• WRITTEN PROBLEM: Below are some entries; can you quote all of them exactly?

• EXCERPTED DATA:

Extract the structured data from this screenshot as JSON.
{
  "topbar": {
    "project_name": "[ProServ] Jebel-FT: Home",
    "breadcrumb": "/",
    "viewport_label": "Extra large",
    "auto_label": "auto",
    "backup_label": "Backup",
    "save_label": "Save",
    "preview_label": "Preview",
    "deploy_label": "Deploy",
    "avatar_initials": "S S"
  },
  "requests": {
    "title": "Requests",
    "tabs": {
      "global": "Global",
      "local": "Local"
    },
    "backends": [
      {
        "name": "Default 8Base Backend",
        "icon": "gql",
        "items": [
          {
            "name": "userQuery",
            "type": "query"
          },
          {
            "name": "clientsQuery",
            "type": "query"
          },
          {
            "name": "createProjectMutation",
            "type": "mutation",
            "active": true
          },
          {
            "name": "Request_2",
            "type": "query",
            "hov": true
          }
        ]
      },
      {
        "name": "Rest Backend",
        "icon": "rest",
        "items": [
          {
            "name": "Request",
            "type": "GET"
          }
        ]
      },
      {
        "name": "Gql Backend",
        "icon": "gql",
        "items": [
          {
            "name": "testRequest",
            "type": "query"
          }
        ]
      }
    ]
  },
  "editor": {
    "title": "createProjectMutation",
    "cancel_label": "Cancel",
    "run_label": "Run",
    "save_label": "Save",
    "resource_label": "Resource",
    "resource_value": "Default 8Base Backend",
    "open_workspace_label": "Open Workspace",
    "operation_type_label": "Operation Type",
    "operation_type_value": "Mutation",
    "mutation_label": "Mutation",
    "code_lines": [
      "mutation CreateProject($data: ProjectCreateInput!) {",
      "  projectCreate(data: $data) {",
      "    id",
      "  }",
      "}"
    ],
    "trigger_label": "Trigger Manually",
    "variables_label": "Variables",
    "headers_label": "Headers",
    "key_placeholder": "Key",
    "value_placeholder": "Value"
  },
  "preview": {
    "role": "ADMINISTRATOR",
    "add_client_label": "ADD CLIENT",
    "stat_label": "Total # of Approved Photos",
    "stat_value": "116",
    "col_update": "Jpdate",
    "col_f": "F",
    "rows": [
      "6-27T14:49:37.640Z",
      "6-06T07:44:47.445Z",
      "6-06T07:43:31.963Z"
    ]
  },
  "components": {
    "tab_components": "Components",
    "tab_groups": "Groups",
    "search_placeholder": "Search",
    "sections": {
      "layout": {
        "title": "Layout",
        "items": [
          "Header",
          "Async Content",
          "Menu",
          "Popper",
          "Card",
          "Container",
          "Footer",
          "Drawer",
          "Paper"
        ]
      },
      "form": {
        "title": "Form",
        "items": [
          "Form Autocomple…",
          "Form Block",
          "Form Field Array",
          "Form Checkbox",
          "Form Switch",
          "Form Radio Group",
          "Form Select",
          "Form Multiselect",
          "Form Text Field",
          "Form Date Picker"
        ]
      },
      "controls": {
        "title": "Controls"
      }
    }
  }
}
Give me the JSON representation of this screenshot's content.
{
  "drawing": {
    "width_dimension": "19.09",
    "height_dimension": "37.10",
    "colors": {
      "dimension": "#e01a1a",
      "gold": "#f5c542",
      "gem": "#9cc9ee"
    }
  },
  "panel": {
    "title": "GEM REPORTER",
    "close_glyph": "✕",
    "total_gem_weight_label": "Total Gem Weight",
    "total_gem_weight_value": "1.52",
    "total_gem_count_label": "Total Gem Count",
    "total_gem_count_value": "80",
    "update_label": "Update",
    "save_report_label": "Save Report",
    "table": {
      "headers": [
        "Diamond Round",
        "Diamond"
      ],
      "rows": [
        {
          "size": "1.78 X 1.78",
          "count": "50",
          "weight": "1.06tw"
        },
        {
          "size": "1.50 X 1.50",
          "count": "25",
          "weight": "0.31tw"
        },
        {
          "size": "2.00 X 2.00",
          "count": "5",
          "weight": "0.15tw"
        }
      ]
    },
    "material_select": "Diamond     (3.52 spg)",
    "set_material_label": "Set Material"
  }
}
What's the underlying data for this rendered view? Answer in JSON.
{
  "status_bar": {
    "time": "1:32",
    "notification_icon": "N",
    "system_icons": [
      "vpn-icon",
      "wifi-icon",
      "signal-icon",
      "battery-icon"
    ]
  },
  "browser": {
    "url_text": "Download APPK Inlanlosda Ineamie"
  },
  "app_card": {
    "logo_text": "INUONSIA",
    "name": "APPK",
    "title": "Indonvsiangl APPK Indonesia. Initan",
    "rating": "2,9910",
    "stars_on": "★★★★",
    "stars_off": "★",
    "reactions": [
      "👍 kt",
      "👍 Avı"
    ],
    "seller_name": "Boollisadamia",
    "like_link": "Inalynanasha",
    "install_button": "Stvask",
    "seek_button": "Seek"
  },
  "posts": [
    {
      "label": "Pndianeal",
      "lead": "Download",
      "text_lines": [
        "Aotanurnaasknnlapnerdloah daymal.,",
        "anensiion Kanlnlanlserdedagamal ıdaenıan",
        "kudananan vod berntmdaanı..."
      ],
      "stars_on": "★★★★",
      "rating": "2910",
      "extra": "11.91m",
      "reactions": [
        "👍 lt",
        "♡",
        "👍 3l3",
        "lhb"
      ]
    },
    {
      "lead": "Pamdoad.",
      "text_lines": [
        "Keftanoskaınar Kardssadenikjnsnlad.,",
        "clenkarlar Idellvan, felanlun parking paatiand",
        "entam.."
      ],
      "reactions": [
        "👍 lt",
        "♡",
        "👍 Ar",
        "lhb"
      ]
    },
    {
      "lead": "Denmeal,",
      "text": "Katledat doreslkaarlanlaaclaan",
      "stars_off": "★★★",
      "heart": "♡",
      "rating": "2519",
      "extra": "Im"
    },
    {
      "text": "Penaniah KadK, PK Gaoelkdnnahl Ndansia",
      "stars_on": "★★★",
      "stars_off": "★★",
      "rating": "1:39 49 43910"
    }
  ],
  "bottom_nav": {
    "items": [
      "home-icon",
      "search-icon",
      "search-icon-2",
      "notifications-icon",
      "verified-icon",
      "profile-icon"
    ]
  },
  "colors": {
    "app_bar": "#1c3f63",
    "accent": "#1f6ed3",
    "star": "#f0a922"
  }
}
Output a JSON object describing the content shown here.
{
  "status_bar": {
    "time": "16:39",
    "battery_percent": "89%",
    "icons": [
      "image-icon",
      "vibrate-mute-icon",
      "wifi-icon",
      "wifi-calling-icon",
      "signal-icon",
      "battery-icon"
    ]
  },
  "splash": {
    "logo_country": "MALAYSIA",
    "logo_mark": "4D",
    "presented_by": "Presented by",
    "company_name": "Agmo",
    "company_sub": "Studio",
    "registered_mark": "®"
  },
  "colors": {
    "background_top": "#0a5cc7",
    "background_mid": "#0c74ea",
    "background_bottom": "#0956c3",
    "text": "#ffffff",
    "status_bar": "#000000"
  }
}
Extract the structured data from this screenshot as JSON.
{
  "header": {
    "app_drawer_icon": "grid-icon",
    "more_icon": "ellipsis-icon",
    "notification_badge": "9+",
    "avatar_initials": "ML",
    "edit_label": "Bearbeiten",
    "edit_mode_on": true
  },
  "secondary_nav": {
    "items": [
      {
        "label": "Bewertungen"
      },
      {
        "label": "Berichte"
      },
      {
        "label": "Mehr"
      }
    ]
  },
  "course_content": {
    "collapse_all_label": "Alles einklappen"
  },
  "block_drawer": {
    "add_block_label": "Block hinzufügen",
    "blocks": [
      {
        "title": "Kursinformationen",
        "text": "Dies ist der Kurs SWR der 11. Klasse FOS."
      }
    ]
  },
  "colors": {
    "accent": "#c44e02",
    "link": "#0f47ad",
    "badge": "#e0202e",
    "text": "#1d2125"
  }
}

• FINISHED ANSWER:
Extract the structured data from this screenshot as JSON.
{
  "topbar": {
    "project_name": "[ProServ] Jebel-FT: Home",
    "breadcrumb": "/",
    "viewport_label": "Extra large",
    "auto_label": "auto",
    "backup_label": "Backup",
    "save_label": "Save",
    "preview_label": "Preview",
    "deploy_label": "Deploy",
    "avatar_initials": "S S"
  },
  "requests": {
    "title": "Requests",
    "tabs": {
      "global": "Global",
      "local": "Local"
    },
    "backends": [
      {
        "name": "Default 8Base Backend",
        "icon": "gql",
        "items": [
          {
            "name": "userQuery",
            "type": "query"
          },
          {
            "name": "clientsQuery",
            "type": "query"
          },
          {
            "name": "createProjectMutation",
            "type": "mutation",
            "active": true
          },
          {
            "name": "Request_2",
            "type": "query",
            "hov": true
          }
        ]
      },
      {
        "name": "Rest Backend",
        "icon": "rest",
        "items": [
          {
            "name": "Request",
            "type": "GET"
          }
        ]
      },
      {
        "name": "Gql Backend",
        "icon": "gql",
        "items": [
          {
            "name": "testRequest",
            "type": "query"
          }
        ]
      }
    ]
  },
  "editor": {
    "title": "createProjectMutation",
    "cancel_label": "Cancel",
    "run_label": "Run",
    "save_label": "Save",
    "resource_label": "Resource",
    "resource_value": "Default 8Base Backend",
    "open_workspace_label": "Open Workspace",
    "operation_type_label": "Operation Type",
    "operation_type_value": "Mutation",
    "mutation_label": "Mutation",
    "code_lines": [
      "mutation CreateProject($data: ProjectCreateInput!) {",
      "  projectCreate(data: $data) {",
      "    id",
      "  }",
      "}"
    ],
    "trigger_label": "Trigger Manually",
    "variables_label": "Variables",
    "headers_label": "Headers",
    "key_placeholder": "Key",
    "value_placeholder": "Value"
  },
  "preview": {
    "role": "ADMINISTRATOR",
    "add_client_label": "ADD CLIENT",
    "stat_label": "Total # of Approved Photos",
    "stat_value": "116",
    "col_update": "Jpdate",
    "col_f": "F",
    "rows": [
      "6-27T14:49:37.640Z",
      "6-06T07:44:47.445Z",
      "6-06T07:43:31.963Z"
    ]
  },
  "components": {
    "tab_components": "Components",
    "tab_groups": "Groups",
    "search_placeholder": "Search",
    "sections": {
      "layout": {
        "title": "Layout",
        "items": [
          "Header",
          "Async Content",
          "Menu",
          "Popper",
          "Card",
          "Container",
          "Footer",
          "Drawer",
          "Paper"
        ]
      },
      "form": {
        "title": "Form",
        "items": [
          "Form Autocomple…",
          "Form Block",
          "Form Field Array",
          "Form Checkbox",
          "Form Switch",
          "Form Radio Group",
          "Form Select",
          "Form Multiselect",
          "Form Text Field",
          "Form Date Picker"
        ]
      },
      "controls": {
        "title": "Controls"
      }
    }
  }
}
Give me the JSON representation of this screenshot's content.
{
  "drawing": {
    "width_dimension": "19.09",
    "height_dimension": "37.10",
    "colors": {
      "dimension": "#e01a1a",
      "gold": "#f5c542",
      "gem": "#9cc9ee"
    }
  },
  "panel": {
    "title": "GEM REPORTER",
    "close_glyph": "✕",
    "total_gem_weight_label": "Total Gem Weight",
    "total_gem_weight_value": "1.52",
    "total_gem_count_label": "Total Gem Count",
    "total_gem_count_value": "80",
    "update_label": "Update",
    "save_report_label": "Save Report",
    "table": {
      "headers": [
        "Diamond Round",
        "Diamond"
      ],
      "rows": [
        {
          "size": "1.78 X 1.78",
          "count": "50",
          "weight": "1.06tw"
        },
        {
          "size": "1.50 X 1.50",
          "count": "25",
          "weight": "0.31tw"
        },
        {
          "size": "2.00 X 2.00",
          "count": "5",
          "weight": "0.15tw"
        }
      ]
    },
    "material_select": "Diamond     (3.52 spg)",
    "set_material_label": "Set Material"
  }
}
What's the underlying data for this rendered view? Answer in JSON.
{
  "status_bar": {
    "time": "1:32",
    "notification_icon": "N",
    "system_icons": [
      "vpn-icon",
      "wifi-icon",
      "signal-icon",
      "battery-icon"
    ]
  },
  "browser": {
    "url_text": "Download APPK Inlanlosda Ineamie"
  },
  "app_card": {
    "logo_text": "INUONSIA",
    "name": "APPK",
    "title": "Indonvsiangl APPK Indonesia. Initan",
    "rating": "2,9910",
    "stars_on": "★★★★",
    "stars_off": "★",
    "reactions": [
      "👍 kt",
      "👍 Avı"
    ],
    "seller_name": "Boollisadamia",
    "like_link": "Inalynanasha",
    "install_button": "Stvask",
    "seek_button": "Seek"
  },
  "posts": [
    {
      "label": "Pndianeal",
      "lead": "Download",
      "text_lines": [
        "Aotanurnaasknnlapnerdloah daymal.,",
        "anensiion Kanlnlanlserdedagamal ıdaenıan",
        "kudananan vod berntmdaanı..."
      ],
      "stars_on": "★★★★",
      "rating": "2910",
      "extra": "11.91m",
      "reactions": [
        "👍 lt",
        "♡",
        "👍 3l3",
        "lhb"
      ]
    },
    {
      "lead": "Pamdoad.",
      "text_lines": [
        "Keftanoskaınar Kardssadenikjnsnlad.,",
        "clenkarlar Idellvan, felanlun parking paatiand",
        "entam.."
      ],
      "reactions": [
        "👍 lt",
        "♡",
        "👍 Ar",
        "lhb"
      ]
    },
    {
      "lead": "Denmeal,",
      "text": "Katledat doreslkaarlanlaaclaan",
      "stars_off": "★★★",
      "heart": "♡",
      "rating": "2519",
      "extra": "Im"
    },
    {
      "text": "Penaniah KadK, PK Gaoelkdnnahl Ndansia",
      "stars_on": "★★★",
      "stars_off": "★★",
      "rating": "1:39 49 43910"
    }
  ],
  "bottom_nav": {
    "items": [
      "home-icon",
      "search-icon",
      "search-icon-2",
      "notifications-icon",
      "verified-icon",
      "profile-icon"
    ]
  },
  "colors": {
    "app_bar": "#1c3f63",
    "accent": "#1f6ed3",
    "star": "#f0a922"
  }
}
Output a JSON object describing the content shown here.
{
  "status_bar": {
    "time": "16:39",
    "battery_percent": "89%",
    "icons": [
      "image-icon",
      "vibrate-mute-icon",
      "wifi-icon",
      "wifi-calling-icon",
      "signal-icon",
      "battery-icon"
    ]
  },
  "splash": {
    "logo_country": "MALAYSIA",
    "logo_mark": "4D",
    "presented_by": "Presented by",
    "company_name": "Agmo",
    "company_sub": "Studio",
    "registered_mark": "®"
  },
  "colors": {
    "background_top": "#0a5cc7",
    "background_mid": "#0c74ea",
    "background_bottom": "#0956c3",
    "text": "#ffffff",
    "status_bar": "#000000"
  }
}
Extract the structured data from this screenshot as JSON.
{
  "header": {
    "app_drawer_icon": "grid-icon",
    "more_icon": "ellipsis-icon",
    "notification_badge": "9+",
    "avatar_initials": "ML",
    "edit_label": "Bearbeiten",
    "edit_mode_on": true
  },
  "secondary_nav": {
    "items": [
      {
        "label": "Bewertungen"
      },
      {
        "label": "Berichte"
      },
      {
        "label": "Mehr"
      }
    ]
  },
  "course_content": {
    "collapse_all_label": "Alles einklappen"
  },
  "block_drawer": {
    "add_block_label": "Block hinzufügen",
    "blocks": [
      {
        "title": "Kursinformationen",
        "text": "Dies ist der Kurs SWR der 11. Klasse FOS."
      }
    ]
  },
  "colors": {
    "accent": "#c44e02",
    "link": "#0f47ad",
    "badge": "#e0202e",
    "text": "#1d2125"
  }
}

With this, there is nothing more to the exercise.